__The problem__.
Hunt for the word "zgarishlar" across the entries below, copying each line that holds it.

(Saved entries)
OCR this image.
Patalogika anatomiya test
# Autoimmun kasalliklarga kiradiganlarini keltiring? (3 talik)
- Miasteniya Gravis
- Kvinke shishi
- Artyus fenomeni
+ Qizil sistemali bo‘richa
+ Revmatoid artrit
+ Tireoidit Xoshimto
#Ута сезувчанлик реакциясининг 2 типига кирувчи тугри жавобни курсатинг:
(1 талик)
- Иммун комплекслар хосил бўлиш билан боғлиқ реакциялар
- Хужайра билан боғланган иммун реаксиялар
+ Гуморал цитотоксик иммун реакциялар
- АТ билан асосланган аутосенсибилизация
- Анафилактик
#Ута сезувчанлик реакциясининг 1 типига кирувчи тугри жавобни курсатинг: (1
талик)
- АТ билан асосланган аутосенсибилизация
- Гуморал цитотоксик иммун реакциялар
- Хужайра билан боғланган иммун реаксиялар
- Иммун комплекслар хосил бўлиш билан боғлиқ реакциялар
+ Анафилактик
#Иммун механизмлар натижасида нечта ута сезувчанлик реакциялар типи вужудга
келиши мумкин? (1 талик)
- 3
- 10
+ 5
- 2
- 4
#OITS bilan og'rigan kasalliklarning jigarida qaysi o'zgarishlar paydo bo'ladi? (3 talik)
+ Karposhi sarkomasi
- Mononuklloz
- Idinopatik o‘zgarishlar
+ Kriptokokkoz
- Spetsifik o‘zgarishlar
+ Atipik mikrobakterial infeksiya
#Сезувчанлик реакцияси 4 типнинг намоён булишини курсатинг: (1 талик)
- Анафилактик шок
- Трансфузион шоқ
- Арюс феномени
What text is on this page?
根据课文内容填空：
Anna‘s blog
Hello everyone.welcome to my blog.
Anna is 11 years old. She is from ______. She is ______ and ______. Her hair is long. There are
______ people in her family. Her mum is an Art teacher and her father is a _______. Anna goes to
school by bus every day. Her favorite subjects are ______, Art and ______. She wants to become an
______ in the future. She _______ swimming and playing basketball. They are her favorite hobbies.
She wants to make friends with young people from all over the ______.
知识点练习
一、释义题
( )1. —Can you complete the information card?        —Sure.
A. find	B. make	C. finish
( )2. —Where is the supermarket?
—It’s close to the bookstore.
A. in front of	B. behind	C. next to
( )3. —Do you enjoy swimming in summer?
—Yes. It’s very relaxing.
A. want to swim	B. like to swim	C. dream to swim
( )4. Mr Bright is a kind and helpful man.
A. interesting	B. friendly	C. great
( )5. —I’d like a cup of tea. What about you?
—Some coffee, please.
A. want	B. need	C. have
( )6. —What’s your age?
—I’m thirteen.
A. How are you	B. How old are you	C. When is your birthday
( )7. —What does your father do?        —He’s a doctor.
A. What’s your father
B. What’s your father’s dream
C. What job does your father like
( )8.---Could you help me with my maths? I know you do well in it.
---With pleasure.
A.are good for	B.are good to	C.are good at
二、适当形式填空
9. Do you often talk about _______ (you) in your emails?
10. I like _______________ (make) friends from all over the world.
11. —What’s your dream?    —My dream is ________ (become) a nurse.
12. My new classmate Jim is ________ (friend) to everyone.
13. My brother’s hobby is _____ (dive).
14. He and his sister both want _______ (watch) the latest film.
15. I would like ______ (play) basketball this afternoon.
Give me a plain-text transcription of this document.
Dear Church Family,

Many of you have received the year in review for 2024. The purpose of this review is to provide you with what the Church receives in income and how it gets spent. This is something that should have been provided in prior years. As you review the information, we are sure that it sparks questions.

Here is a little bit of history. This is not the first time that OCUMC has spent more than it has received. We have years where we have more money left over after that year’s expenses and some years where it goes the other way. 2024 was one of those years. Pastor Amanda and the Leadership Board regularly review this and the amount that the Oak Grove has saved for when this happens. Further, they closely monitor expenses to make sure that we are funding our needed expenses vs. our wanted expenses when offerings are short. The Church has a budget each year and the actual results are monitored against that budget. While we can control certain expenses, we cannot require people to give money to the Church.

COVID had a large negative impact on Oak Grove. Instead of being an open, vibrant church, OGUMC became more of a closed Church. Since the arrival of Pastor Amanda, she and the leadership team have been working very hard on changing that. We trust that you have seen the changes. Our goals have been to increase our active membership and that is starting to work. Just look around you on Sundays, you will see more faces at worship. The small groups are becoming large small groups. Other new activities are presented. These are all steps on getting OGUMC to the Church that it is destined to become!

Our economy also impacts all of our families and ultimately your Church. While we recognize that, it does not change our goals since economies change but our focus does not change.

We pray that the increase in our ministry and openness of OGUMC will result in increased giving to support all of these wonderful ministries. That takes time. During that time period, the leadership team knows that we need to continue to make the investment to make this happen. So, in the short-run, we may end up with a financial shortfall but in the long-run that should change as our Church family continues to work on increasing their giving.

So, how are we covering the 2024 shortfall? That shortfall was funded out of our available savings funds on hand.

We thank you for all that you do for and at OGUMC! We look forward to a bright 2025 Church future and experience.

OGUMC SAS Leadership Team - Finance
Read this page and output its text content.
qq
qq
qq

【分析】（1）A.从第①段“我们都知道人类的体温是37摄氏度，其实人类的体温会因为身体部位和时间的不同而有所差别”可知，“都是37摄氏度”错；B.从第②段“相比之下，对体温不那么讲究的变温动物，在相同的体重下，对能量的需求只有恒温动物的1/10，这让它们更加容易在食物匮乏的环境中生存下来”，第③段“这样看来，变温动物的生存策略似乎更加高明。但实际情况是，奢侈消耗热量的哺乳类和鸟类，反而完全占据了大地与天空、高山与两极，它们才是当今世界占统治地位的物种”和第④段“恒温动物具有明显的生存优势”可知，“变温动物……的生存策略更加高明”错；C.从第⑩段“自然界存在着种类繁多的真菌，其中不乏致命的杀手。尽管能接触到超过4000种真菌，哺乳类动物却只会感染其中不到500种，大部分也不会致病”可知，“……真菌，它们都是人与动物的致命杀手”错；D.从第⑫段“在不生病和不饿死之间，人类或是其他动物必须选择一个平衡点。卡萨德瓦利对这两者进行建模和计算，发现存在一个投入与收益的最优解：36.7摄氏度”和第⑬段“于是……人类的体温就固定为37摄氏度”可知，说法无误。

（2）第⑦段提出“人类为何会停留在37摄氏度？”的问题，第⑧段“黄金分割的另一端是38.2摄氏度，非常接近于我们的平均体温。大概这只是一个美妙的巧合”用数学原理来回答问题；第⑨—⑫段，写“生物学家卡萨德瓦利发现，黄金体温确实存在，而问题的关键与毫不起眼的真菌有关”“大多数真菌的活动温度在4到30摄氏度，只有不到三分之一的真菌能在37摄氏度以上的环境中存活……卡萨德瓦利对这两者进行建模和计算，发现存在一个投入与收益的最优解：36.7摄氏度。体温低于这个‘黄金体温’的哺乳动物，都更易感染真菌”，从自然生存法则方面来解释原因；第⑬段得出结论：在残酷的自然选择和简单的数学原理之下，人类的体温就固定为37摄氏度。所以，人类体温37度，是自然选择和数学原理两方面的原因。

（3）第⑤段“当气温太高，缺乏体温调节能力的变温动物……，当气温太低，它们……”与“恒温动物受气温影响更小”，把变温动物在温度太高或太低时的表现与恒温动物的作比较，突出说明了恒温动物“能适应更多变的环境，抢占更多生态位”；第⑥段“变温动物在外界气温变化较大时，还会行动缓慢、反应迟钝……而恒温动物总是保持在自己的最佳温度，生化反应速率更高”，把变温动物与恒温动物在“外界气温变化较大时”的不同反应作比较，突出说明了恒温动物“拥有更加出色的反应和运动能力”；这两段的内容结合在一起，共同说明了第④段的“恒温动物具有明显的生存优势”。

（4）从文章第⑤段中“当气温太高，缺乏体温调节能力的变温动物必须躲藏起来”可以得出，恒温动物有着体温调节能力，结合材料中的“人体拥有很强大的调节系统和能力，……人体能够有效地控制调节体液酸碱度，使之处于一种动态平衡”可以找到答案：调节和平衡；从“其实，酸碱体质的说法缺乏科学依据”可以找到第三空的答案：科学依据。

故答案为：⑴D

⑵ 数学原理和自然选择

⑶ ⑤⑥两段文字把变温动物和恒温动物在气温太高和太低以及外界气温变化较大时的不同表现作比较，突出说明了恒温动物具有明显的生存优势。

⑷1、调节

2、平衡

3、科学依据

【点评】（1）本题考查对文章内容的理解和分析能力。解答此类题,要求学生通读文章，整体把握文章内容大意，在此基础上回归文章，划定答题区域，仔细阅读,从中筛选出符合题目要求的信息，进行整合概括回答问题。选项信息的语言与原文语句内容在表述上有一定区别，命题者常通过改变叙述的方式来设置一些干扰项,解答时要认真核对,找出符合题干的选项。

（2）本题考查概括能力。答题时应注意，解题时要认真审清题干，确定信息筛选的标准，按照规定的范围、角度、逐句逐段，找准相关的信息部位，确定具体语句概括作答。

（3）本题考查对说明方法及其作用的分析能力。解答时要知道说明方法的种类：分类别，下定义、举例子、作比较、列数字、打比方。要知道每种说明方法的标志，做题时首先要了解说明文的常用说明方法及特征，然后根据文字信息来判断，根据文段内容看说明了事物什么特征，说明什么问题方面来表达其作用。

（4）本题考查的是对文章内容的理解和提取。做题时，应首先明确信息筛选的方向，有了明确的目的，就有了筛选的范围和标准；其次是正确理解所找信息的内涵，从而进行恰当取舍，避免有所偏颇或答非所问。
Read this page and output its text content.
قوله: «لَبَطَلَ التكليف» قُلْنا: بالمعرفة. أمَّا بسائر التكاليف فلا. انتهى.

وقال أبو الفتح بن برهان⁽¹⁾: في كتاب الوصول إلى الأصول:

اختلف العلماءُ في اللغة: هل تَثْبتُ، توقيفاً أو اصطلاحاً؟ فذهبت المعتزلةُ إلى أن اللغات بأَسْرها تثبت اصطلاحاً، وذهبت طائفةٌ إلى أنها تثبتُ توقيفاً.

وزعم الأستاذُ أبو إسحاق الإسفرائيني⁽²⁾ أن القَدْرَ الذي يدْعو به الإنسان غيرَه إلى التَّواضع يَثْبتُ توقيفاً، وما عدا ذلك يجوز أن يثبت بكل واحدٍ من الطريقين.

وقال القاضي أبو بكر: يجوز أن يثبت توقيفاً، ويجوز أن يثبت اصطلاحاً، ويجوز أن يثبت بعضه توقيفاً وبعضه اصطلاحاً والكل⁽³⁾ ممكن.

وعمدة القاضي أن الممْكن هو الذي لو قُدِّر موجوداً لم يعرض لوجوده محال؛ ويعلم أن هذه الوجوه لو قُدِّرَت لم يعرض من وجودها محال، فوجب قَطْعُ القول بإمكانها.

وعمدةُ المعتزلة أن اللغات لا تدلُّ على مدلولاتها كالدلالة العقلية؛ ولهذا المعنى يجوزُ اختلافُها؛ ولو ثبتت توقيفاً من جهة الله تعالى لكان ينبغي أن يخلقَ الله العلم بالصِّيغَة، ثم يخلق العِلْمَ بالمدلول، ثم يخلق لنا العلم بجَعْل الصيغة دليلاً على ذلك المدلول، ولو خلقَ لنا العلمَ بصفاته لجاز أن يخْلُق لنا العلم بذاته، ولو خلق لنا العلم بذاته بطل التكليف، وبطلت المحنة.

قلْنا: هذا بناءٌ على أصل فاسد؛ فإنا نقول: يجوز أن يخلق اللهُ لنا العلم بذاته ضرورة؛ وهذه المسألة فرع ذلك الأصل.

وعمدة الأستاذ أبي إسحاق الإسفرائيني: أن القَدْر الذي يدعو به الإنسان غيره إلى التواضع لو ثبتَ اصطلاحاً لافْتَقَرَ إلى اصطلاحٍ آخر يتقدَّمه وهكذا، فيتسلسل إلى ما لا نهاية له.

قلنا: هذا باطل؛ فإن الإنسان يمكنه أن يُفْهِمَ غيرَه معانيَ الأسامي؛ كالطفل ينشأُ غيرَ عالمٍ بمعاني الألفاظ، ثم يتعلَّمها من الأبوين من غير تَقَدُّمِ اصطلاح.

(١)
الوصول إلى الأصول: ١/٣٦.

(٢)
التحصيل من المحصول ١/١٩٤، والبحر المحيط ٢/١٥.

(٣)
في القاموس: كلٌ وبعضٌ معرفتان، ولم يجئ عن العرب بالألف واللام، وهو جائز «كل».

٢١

__Finished answer__.
#OITS bilan og'rigan kasalliklarning jigarida qaysi o'zgarishlar paydo bo'ladi? (3 talik)
- Idinopatik o‘zgarishlar
- Spetsifik o‘zgarishlar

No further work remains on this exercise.